Texto proporcionado:
####################

La construcción de una escala de
valores en la que lo económico ocupa un lugar privilegiado, no es algo nuevo,
sino repetido a lo largo de la historia como propio de los imperios habidos, y
por tanto de los estados, lo que no evita su decadencia y posterior
desaparición. En este sentido podemos hablar de continuidad entre monarquías, repúblicas
o dictaduras, así como entre el llamado antiguo régimen y la sociedad moderna.
Se trata de un ciclo que no puede acabar si no es con un cambio radical en la
escala de valores que sustenta a las llamadas normas supremas o constituciones.
No hay que olvidar que fue
durante el franquismo cuando España ya fue requerida para formar parte del
espacio europeo. Así pues también Europa, en cuanto creación de un supraestado,
es un reflejo fiel de un nuevo
economicismo, una escala axiológica en la que lo económico en general y el
dinero en particular, ocupan el primer lugar. Planteamiento acorde con la
preeminencia de unas oligarquías financieras que no han dejado de crecer desde
la proclamación de las primeras constituciones liberales a finales del siglo
XVIII.

####################

Tareas por realizar:
a: Según el texto sobre la escala de valores, ¿desde cuándo no han dejado de crecer las oligarquías financieras?
b: Reescribe el tramo del texto sobre la escala de valores desde "Se trata de" hasta "supremas o constituciones.", sustituyendo "radical" por "profundo".
c: Prolonga el texto sobre la escala de valores a partir de su última oración.
Los ítems no intervienen en nada de esto.

####################

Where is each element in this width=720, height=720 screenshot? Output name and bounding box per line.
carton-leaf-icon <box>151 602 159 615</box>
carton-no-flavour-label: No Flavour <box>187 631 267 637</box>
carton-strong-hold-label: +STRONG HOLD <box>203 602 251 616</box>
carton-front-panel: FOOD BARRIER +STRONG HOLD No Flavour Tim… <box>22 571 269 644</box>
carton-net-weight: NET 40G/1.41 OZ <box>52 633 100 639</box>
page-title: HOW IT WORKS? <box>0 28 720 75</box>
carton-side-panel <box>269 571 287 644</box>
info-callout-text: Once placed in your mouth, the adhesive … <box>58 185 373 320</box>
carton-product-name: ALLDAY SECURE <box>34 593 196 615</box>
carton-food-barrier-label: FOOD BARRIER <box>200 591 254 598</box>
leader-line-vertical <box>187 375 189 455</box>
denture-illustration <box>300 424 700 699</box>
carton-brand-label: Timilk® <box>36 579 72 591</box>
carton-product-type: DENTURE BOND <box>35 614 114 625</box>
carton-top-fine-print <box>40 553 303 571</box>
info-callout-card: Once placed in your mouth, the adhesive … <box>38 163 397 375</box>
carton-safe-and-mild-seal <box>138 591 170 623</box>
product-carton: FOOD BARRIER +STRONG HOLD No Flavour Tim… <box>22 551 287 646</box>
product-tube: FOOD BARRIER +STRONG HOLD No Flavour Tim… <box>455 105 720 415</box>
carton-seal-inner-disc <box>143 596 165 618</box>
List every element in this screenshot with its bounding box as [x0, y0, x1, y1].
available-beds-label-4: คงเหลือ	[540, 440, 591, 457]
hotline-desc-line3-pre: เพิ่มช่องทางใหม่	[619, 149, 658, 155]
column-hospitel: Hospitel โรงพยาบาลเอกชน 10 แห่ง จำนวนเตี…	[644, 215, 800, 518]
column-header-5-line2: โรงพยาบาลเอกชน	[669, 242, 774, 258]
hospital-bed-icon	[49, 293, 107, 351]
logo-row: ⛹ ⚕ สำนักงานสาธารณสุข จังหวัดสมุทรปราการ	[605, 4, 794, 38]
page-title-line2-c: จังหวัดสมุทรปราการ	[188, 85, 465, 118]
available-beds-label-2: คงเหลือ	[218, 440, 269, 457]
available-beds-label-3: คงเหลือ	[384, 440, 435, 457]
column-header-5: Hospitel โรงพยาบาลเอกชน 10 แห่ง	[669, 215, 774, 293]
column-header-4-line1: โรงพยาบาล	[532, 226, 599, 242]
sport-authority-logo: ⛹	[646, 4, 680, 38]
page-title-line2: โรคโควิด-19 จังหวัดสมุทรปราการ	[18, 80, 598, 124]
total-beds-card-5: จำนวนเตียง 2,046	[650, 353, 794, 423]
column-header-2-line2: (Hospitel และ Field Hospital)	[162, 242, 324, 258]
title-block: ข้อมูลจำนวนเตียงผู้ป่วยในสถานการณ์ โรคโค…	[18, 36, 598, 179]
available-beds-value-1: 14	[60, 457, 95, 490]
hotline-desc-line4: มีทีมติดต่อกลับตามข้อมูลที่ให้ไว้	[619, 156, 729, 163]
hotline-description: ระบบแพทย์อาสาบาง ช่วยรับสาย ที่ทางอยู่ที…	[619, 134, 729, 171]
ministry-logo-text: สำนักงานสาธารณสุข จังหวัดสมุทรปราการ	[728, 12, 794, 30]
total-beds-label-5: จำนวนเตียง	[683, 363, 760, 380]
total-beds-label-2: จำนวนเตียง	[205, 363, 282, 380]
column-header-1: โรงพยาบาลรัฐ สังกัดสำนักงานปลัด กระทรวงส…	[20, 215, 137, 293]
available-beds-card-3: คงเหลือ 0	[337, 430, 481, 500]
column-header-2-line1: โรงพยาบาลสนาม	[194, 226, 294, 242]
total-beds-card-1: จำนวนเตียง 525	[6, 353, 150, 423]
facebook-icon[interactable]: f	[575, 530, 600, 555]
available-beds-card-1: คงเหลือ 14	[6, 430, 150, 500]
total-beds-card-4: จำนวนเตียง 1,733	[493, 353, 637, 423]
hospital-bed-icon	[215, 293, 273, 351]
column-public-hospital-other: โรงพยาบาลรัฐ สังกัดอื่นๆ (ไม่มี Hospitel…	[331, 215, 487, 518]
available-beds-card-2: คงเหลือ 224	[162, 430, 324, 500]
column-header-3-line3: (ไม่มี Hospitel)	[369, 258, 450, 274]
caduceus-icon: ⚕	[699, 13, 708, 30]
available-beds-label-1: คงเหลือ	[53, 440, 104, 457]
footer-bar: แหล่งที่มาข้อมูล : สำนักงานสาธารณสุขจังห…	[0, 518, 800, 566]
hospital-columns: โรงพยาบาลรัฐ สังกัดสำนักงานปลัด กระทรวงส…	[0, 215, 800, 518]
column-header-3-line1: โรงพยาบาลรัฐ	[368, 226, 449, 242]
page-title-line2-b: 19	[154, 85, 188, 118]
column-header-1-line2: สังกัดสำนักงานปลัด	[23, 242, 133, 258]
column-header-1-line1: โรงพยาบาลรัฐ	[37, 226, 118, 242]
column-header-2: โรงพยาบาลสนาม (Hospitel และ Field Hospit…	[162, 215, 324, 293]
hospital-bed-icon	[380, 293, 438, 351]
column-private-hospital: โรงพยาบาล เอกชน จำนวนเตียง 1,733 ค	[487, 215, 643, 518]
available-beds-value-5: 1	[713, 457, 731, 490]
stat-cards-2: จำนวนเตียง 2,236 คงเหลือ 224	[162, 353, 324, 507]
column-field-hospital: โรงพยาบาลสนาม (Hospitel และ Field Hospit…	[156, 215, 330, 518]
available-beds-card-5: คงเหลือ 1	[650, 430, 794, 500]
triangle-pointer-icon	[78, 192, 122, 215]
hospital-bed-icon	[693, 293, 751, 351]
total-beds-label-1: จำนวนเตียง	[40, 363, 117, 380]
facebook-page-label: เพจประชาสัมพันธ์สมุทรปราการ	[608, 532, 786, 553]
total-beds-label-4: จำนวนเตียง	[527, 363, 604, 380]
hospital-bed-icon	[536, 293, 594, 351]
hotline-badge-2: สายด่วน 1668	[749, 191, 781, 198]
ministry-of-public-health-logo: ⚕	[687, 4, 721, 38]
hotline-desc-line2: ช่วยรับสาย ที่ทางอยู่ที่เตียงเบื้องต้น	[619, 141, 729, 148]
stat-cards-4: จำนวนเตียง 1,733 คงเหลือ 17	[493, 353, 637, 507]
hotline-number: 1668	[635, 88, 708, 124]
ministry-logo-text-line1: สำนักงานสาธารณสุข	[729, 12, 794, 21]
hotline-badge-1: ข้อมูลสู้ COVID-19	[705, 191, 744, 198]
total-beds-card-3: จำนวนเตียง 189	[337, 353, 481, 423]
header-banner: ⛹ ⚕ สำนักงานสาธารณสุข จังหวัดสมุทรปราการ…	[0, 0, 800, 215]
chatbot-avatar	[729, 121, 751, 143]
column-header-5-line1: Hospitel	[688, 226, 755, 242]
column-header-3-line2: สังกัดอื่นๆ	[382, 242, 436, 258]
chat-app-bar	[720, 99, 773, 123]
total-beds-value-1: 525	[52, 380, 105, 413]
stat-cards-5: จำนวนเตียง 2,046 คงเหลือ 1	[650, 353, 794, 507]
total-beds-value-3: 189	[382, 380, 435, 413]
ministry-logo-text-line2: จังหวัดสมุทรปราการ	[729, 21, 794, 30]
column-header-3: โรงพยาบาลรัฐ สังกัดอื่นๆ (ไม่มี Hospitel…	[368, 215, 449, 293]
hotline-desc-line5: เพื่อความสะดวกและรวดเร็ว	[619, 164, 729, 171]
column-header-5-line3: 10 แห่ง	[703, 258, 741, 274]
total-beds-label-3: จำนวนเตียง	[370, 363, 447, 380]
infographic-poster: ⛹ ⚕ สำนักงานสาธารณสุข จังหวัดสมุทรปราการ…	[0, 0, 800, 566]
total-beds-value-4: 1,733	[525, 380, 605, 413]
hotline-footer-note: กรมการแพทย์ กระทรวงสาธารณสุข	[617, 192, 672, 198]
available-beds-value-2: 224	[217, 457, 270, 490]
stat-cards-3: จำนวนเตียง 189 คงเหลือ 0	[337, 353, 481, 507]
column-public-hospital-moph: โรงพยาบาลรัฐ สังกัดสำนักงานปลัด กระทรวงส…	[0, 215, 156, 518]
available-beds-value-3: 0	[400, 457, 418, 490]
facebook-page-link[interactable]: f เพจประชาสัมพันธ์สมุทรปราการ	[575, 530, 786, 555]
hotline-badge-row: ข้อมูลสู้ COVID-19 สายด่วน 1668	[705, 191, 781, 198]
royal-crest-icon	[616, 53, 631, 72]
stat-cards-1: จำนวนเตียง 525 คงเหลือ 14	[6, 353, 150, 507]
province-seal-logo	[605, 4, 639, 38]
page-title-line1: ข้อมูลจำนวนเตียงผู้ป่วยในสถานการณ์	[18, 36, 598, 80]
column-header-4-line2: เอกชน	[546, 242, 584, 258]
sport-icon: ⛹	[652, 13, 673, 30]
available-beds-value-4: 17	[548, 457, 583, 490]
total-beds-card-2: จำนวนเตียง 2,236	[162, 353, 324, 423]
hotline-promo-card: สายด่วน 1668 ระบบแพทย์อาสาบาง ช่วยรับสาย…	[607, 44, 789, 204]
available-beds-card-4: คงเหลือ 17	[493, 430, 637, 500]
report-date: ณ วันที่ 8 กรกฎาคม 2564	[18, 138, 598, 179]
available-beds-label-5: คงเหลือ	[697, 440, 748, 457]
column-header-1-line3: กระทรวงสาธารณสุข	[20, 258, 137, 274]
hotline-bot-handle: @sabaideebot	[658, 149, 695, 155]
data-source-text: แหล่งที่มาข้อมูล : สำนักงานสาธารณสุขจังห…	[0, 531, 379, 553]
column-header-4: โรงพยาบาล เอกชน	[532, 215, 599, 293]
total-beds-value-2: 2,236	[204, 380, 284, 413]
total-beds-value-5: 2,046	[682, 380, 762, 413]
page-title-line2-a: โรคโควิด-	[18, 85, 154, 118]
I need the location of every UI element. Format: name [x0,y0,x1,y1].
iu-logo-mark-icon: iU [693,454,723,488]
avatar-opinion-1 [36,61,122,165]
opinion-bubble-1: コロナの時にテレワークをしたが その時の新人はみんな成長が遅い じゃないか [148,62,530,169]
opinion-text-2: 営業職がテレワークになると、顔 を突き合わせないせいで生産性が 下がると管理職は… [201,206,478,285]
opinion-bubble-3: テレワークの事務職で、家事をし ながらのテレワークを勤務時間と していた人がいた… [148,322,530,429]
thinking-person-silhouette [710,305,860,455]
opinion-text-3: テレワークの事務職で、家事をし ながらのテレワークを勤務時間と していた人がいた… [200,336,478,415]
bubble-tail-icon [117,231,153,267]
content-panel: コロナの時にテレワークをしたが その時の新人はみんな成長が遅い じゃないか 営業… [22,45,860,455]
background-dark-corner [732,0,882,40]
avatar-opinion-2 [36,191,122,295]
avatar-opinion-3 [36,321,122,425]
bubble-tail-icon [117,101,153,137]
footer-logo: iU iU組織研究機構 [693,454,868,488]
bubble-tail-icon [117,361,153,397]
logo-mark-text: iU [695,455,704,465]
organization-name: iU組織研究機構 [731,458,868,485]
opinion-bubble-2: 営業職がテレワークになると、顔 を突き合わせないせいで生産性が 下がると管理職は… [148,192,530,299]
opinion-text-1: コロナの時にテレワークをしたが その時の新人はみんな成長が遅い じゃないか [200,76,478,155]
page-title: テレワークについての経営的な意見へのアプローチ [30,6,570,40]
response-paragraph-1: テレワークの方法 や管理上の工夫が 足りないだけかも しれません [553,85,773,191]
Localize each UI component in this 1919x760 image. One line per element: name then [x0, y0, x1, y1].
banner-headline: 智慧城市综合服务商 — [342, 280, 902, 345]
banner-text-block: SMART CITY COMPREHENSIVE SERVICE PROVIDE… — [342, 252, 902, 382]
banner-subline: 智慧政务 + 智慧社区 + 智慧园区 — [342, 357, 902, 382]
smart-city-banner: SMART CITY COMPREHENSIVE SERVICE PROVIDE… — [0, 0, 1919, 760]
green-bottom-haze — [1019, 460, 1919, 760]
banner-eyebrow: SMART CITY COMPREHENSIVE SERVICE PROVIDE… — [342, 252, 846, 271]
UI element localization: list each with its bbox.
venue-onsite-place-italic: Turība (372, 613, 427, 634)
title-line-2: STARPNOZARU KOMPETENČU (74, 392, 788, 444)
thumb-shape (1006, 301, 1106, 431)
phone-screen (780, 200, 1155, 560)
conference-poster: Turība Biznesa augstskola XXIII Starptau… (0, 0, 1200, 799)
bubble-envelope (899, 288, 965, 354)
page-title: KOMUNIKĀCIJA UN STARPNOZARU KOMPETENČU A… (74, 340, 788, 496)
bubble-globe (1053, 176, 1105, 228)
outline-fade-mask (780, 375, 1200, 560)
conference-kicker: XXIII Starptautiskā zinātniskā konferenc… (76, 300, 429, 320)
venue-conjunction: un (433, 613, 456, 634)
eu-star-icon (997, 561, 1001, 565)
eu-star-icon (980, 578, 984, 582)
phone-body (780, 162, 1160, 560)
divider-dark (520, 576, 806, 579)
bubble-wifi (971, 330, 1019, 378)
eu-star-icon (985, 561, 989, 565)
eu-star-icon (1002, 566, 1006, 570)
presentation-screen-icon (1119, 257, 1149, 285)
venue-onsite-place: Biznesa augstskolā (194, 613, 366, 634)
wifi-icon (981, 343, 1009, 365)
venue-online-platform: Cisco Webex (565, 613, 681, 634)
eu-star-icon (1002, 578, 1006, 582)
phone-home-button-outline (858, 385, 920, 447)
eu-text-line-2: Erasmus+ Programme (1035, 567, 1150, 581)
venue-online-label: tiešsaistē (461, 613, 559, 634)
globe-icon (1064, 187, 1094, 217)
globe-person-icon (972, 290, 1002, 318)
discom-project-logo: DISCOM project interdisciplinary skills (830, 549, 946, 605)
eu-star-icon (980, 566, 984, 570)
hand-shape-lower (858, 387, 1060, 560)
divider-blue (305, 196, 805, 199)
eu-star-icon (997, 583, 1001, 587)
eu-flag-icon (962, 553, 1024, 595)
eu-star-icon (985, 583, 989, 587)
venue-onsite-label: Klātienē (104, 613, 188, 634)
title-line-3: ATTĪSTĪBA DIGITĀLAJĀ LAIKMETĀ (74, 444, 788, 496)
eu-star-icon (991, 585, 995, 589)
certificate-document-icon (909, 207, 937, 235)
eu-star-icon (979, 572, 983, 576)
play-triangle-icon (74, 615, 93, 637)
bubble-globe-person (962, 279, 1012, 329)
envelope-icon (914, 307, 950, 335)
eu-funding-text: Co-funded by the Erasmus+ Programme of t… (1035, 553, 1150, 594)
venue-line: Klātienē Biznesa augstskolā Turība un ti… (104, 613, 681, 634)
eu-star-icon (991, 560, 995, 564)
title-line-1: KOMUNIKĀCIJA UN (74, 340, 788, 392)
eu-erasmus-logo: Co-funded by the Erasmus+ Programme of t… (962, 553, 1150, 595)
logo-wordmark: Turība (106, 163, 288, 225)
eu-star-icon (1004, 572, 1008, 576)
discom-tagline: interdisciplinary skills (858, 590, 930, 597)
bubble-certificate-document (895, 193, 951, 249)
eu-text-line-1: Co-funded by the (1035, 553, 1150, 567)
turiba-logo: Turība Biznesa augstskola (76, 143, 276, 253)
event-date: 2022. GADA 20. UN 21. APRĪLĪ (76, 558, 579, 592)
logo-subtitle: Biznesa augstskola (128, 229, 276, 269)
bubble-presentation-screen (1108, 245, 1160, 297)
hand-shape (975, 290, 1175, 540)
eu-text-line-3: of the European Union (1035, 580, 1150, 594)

####################

Respuestas por tarea:
a: Desde la proclamación de las primeras constituciones liberales a finales del siglo XVIII.

b:
Se trata de un ciclo que no puede acabar si no es con un cambio profundo en la
escala de valores que sustenta a las llamadas normas supremas o constituciones.

c:
Se denigra, en la actualidad, a
la tradición, depositaria en muchos casos de valores axiológicos en los que lo
económico no es lo prioritario. Lo mismo ocurre con la democracia directa,
única capaz de reordenar la sociedad en torno a valores nuevos, tanto desde el
punto de vista político como económico, mientras se exalta la democracia
representativa y parlamentaria, como hace la constitución española de 1978, que
nada nuevo aporta en este sentido. La consecuencia más directa de todo ello
es un anquilosamiento generalizado de la
vida individual y social, una falta de
perspectiva para el futuro y una progresiva incapacidad por adaptarse a un
tiempo, el presente, que está exigiendo por
sí mismo ese cambio radical en la escala de valores que evite la destrucción de
la naturaleza y el ser humano.
Pero no todo lleva a la
desmoralización. La oposición a una constitución europea de cariz neoliberal,
ha dado algunos frutos por el momento. Así pues, otra forma de vida
económica y política de los europeos es
posible. Se trata de algo que nos compete
en cuanto sujetos celosos de la libertad, por lo que hemos de llegar a tener
clara una forma de vida en la que lo
económico no sea prioritario, en contraposición al bombardeo mediático sobre el
consumo como motor de la economía, y a
su vez hemos de ser capaces de ponerla en práctica.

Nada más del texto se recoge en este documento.